What the exercise asks: Each record below should be repeated precisely as written.

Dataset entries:

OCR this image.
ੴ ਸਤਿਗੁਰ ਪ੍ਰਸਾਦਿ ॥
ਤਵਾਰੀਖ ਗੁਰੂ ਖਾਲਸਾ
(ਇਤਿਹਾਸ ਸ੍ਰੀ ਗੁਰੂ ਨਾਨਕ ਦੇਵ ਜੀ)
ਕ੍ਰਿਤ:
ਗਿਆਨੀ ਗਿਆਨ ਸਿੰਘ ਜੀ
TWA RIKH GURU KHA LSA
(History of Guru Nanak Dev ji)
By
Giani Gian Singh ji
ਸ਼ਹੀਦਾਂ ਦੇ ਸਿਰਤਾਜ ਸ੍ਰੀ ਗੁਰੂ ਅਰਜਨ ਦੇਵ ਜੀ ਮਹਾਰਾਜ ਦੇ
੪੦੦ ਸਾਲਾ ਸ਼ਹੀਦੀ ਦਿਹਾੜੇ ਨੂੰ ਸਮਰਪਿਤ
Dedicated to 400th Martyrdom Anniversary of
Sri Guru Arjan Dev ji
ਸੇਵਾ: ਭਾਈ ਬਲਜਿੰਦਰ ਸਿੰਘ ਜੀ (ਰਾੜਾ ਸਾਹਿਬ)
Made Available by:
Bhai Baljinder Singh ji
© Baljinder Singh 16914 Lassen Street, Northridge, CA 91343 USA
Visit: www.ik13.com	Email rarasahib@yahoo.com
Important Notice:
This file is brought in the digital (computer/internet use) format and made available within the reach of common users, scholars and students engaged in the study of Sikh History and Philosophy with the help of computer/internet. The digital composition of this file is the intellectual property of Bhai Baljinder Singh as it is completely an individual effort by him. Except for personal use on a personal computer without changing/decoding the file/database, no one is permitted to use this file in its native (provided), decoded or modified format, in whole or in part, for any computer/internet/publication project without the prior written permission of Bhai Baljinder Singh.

Result below:
OCR this image.
ੴ ਸਤਿਗੁਰ ਪ੍ਰਸਾਦਿ ॥
ਤਵਾਰੀਖ ਗੁਰੂ ਖਾਲਸਾ
(ਇਤਿਹਾਸ ਸ੍ਰੀ ਗੁਰੂ ਨਾਨਕ ਦੇਵ ਜੀ)
ਕ੍ਰਿਤ:
ਗਿਆਨੀ ਗਿਆਨ ਸਿੰਘ ਜੀ
TWA RIKH GURU KHA LSA
(History of Guru Nanak Dev ji)
By
Giani Gian Singh ji
ਸ਼ਹੀਦਾਂ ਦੇ ਸਿਰਤਾਜ ਸ੍ਰੀ ਗੁਰੂ ਅਰਜਨ ਦੇਵ ਜੀ ਮਹਾਰਾਜ ਦੇ
੪੦੦ ਸਾਲਾ ਸ਼ਹੀਦੀ ਦਿਹਾੜੇ ਨੂੰ ਸਮਰਪਿਤ
Dedicated to 400th Martyrdom Anniversary of
Sri Guru Arjan Dev ji
ਸੇਵਾ: ਭਾਈ ਬਲਜਿੰਦਰ ਸਿੰਘ ਜੀ (ਰਾੜਾ ਸਾਹਿਬ)
Made Available by:
Bhai Baljinder Singh ji
© Baljinder Singh 16914 Lassen Street, Northridge, CA 91343 USA
Visit: www.ik13.com	Email rarasahib@yahoo.com
Important Notice:
This file is brought in the digital (computer/internet use) format and made available within the reach of common users, scholars and students engaged in the study of Sikh History and Philosophy with the help of computer/internet. The digital composition of this file is the intellectual property of Bhai Baljinder Singh as it is completely an individual effort by him. Except for personal use on a personal computer without changing/decoding the file/database, no one is permitted to use this file in its native (provided), decoded or modified format, in whole or in part, for any computer/internet/publication project without the prior written permission of Bhai Baljinder Singh.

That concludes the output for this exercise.